- [EXERCISE PROMPT]: Can you write out all the lines word for word, with no pictures?

══ RECORDS PROVIDED ══

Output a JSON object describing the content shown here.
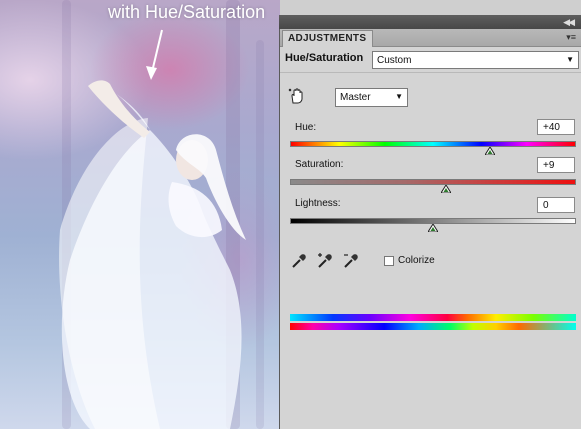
{
  "photo": {
    "caption": "with Hue/Saturation"
  },
  "panel": {
    "tab_label": "ADJUSTMENTS",
    "adjustment_title": "Hue/Saturation",
    "preset_value": "Custom",
    "channel_value": "Master",
    "sliders": {
      "hue": {
        "label": "Hue:",
        "value": "+40",
        "level": 0.7
      },
      "saturation": {
        "label": "Saturation:",
        "value": "+9",
        "level": 0.545
      },
      "lightness": {
        "label": "Lightness:",
        "value": "0",
        "level": 0.5
      }
    },
    "colorize_label": "Colorize",
    "colorize_checked": false,
    "icons": [
      "collapse-icon",
      "panel-menu-icon",
      "hand-tool-icon",
      "eyedropper-icon",
      "eyedropper-plus-icon",
      "eyedropper-minus-icon",
      "chevron-down-icon"
    ]
  }
}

═══

- [OUTPUT FOR THIS TASK]:
Output a JSON object describing the content shown here.
{
  "photo": {
    "caption": "with Hue/Saturation"
  },
  "panel": {
    "tab_label": "ADJUSTMENTS",
    "adjustment_title": "Hue/Saturation",
    "preset_value": "Custom",
    "channel_value": "Master",
    "sliders": {
      "hue": {
        "label": "Hue:",
        "value": "+40",
        "level": 0.7
      },
      "saturation": {
        "label": "Saturation:",
        "value": "+9",
        "level": 0.545
      },
      "lightness": {
        "label": "Lightness:",
        "value": "0",
        "level": 0.5
      }
    },
    "colorize_label": "Colorize",
    "colorize_checked": false,
    "icons": [
      "collapse-icon",
      "panel-menu-icon",
      "hand-tool-icon",
      "eyedropper-icon",
      "eyedropper-plus-icon",
      "eyedropper-minus-icon",
      "chevron-down-icon"
    ]
  }
}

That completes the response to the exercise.